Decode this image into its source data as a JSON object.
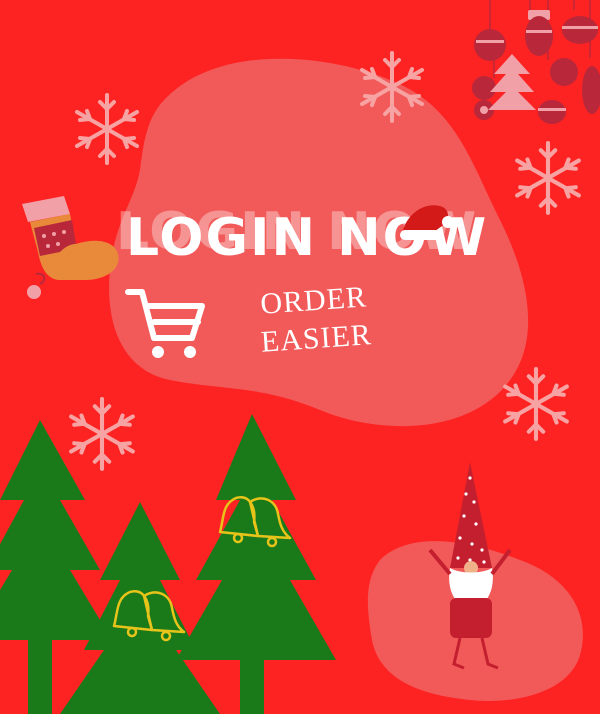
{
  "poster": {
    "title": "LOGIN NOW",
    "subtitle_line1": "ORDER",
    "subtitle_line2": "EASIER"
  },
  "colors": {
    "background": "#fe2323",
    "blob": "#f25a5a",
    "tree": "#1a7a1a",
    "bell": "#e8c41a",
    "snowflake": "#f7a3a3",
    "ornament": "#b8283a"
  },
  "icons": [
    "cart-icon",
    "santa-hat-icon",
    "stocking-icon",
    "snowflake-icon",
    "bell-icon",
    "gnome-icon",
    "ornament-icon",
    "christmas-tree-icon"
  ]
}
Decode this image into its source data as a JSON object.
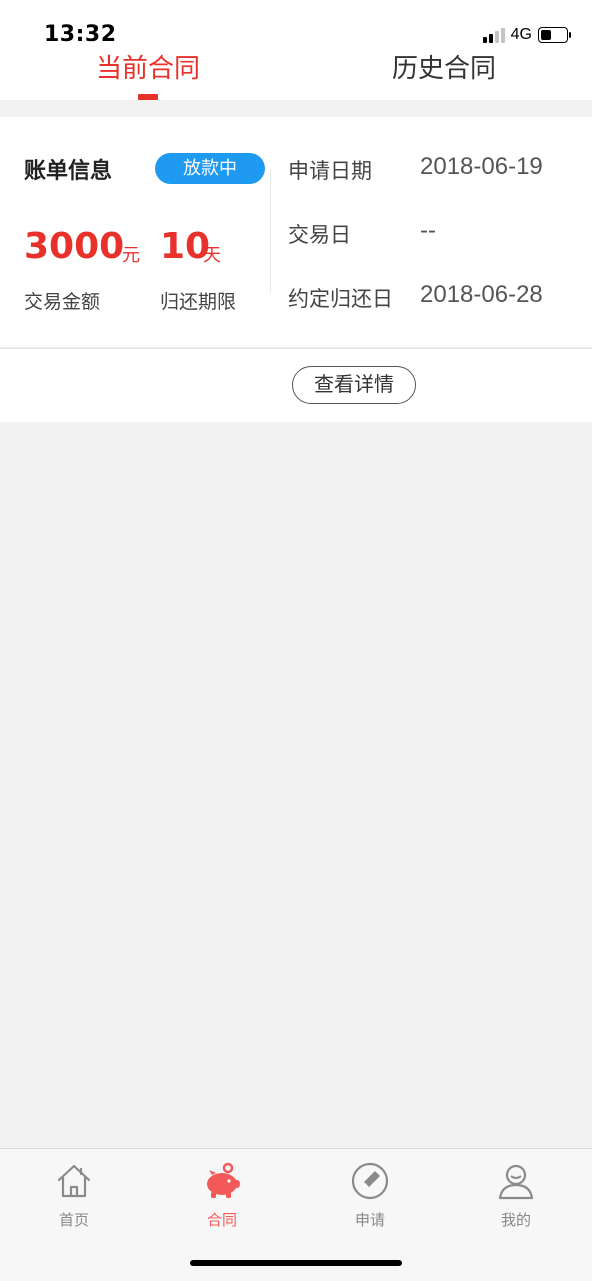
§ §
Write every record out again exactly; no pictures belong in the copy.

▶ Task result:
Decode this image into its source data as a JSON object.
{
  "poster": {
    "title": "LOGIN NOW",
    "subtitle_line1": "ORDER",
    "subtitle_line2": "EASIER"
  },
  "colors": {
    "background": "#fe2323",
    "blob": "#f25a5a",
    "tree": "#1a7a1a",
    "bell": "#e8c41a",
    "snowflake": "#f7a3a3",
    "ornament": "#b8283a"
  },
  "icons": [
    "cart-icon",
    "santa-hat-icon",
    "stocking-icon",
    "snowflake-icon",
    "bell-icon",
    "gnome-icon",
    "ornament-icon",
    "christmas-tree-icon"
  ]
}
Decode this image into its source data as a JSON object.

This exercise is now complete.